Find every line below that contains the word "Prestigious" and copy it out.

****

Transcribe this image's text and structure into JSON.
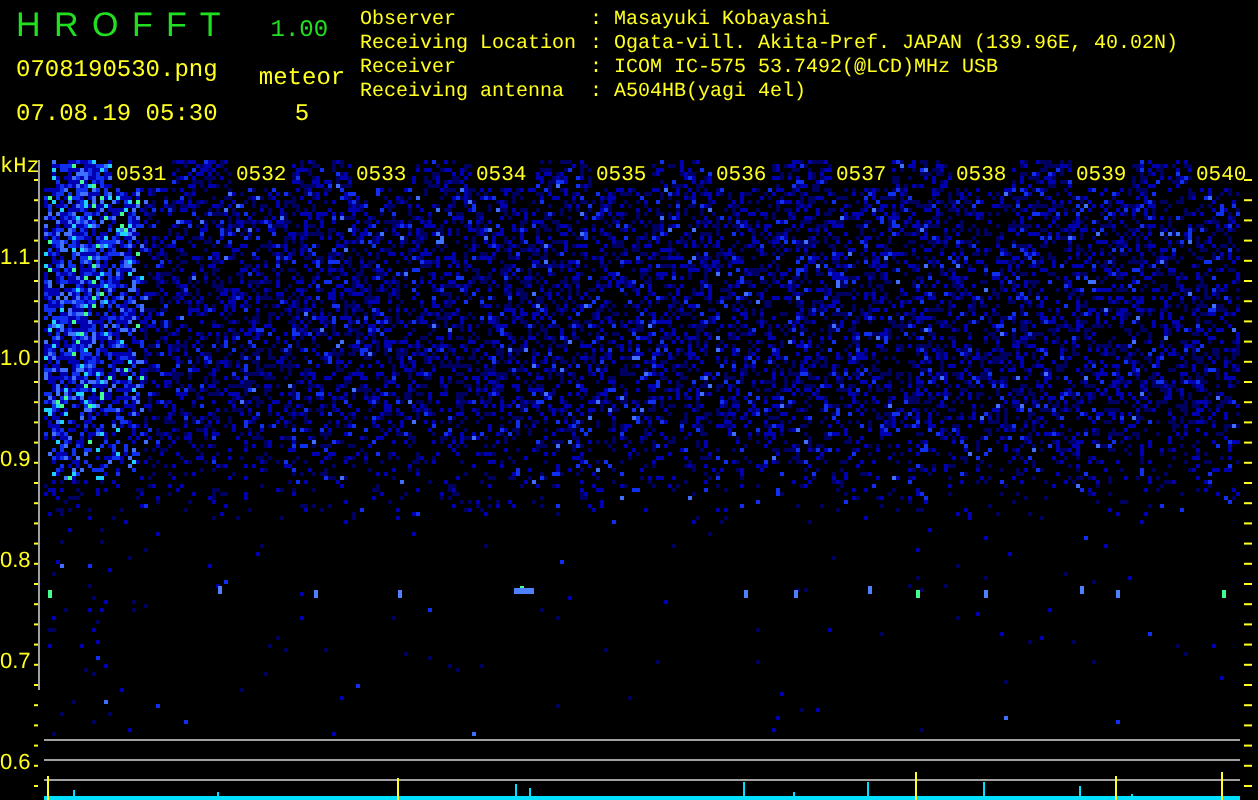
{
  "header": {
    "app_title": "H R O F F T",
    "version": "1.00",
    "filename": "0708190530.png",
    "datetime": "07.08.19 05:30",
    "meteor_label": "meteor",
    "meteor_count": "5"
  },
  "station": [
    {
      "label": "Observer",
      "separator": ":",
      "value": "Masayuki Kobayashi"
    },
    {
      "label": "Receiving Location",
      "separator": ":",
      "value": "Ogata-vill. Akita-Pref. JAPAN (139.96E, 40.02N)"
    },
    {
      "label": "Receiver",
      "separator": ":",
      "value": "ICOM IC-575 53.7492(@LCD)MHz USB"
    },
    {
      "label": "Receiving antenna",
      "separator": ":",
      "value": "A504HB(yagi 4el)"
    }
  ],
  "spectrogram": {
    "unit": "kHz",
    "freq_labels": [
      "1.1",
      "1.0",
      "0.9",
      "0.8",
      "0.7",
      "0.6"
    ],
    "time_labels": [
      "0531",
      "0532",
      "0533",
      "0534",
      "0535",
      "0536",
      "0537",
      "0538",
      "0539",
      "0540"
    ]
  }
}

****

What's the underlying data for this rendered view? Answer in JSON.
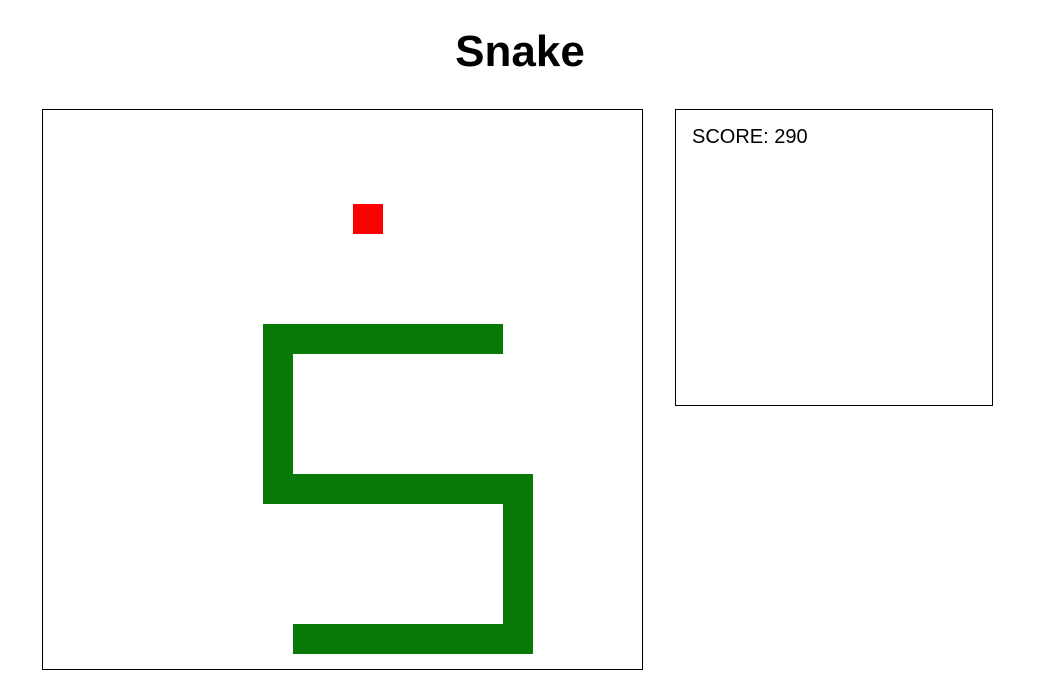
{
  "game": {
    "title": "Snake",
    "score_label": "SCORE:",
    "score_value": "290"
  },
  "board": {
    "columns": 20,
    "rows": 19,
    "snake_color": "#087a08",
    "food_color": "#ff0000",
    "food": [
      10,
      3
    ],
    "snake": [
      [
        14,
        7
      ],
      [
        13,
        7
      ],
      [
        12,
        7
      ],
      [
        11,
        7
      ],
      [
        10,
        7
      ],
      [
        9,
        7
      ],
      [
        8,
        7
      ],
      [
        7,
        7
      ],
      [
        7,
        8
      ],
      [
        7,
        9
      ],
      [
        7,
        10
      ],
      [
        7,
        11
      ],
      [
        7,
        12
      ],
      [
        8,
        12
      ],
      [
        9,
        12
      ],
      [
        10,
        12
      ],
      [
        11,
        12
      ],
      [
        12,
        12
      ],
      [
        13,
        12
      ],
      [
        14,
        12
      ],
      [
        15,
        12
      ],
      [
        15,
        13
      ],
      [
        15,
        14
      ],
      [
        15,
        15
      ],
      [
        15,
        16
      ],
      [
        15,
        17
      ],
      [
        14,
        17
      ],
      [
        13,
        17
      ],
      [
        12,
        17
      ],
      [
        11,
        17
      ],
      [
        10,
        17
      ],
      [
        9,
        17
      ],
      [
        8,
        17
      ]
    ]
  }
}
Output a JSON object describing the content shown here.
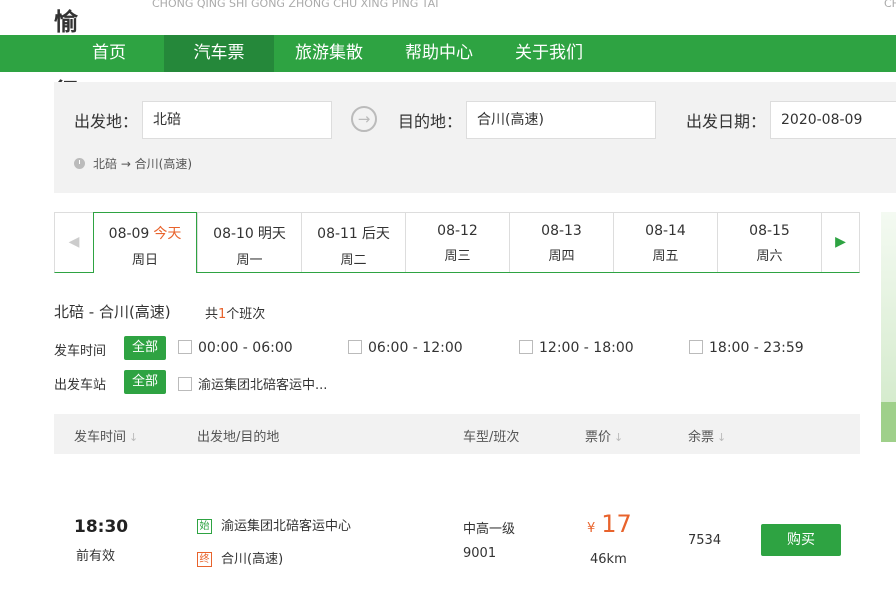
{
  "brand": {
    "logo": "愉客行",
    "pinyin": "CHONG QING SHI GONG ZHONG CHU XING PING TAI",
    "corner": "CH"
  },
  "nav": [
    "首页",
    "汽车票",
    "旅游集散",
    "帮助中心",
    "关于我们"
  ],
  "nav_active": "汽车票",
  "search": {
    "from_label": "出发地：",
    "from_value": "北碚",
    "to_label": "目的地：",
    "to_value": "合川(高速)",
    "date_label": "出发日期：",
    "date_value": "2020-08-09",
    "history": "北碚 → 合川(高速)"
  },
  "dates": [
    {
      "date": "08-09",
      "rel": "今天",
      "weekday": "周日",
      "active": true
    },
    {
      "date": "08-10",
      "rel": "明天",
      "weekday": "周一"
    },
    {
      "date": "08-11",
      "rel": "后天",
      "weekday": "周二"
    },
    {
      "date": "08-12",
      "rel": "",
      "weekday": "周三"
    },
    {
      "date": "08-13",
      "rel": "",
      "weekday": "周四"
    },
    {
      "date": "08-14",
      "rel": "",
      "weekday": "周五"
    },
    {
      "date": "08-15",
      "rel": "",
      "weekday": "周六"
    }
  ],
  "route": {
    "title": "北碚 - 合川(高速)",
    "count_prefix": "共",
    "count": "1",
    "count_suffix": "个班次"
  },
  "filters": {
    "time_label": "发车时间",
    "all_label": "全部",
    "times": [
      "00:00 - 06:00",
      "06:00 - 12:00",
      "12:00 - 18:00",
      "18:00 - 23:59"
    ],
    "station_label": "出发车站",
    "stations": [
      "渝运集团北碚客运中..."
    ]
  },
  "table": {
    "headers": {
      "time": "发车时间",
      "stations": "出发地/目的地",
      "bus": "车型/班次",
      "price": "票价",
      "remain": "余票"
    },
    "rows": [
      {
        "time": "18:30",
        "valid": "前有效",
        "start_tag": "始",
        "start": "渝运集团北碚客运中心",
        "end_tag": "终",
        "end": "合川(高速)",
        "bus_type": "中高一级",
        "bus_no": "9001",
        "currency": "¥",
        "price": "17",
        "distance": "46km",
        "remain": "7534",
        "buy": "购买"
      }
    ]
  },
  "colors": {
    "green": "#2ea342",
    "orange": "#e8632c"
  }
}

****

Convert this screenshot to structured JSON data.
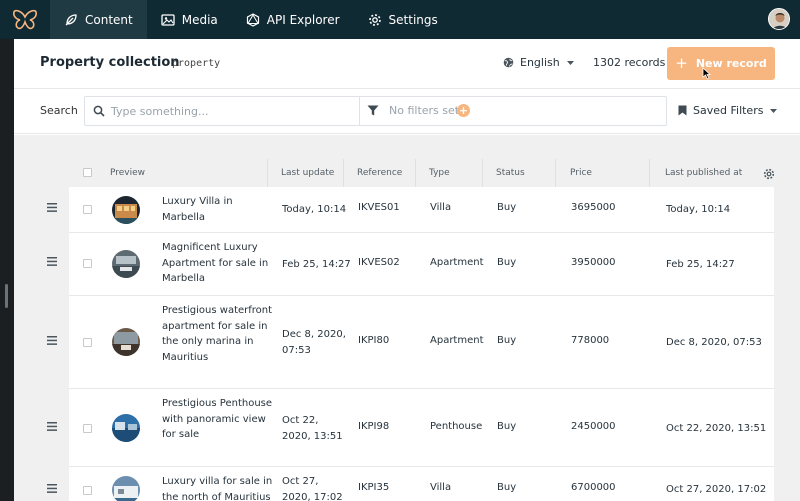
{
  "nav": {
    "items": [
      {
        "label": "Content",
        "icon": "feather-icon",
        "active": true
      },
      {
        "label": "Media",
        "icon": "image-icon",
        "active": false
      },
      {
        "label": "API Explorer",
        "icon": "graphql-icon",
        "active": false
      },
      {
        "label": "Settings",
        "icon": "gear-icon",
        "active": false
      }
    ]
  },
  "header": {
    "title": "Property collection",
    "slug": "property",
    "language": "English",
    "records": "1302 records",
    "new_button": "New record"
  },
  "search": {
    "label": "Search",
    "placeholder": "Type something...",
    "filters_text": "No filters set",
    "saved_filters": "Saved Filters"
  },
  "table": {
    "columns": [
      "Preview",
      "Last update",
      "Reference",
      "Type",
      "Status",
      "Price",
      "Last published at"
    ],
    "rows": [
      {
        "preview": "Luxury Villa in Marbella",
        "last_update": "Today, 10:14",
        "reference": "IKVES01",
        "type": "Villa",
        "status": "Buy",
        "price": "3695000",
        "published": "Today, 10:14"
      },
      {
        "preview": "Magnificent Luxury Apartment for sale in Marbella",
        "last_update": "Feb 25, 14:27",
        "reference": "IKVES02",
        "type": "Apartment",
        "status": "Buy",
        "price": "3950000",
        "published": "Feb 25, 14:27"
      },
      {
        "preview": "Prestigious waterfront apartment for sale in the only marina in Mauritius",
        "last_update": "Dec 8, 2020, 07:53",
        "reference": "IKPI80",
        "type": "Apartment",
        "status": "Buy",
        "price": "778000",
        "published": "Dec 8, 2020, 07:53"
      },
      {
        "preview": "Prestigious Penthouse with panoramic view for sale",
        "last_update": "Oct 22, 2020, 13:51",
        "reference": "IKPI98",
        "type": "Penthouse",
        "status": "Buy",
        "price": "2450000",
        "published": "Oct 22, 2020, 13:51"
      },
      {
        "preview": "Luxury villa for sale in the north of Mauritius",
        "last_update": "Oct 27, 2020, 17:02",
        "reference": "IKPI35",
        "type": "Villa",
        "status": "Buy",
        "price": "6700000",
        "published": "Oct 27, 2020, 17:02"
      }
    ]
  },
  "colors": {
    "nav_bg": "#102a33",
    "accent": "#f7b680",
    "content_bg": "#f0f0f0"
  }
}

****

■ **Finished exercise**
        "preview": "Prestigious waterfront apartment for sale in the only marina in Mauritius",
        "preview": "Prestigious Penthouse with panoramic view for sale",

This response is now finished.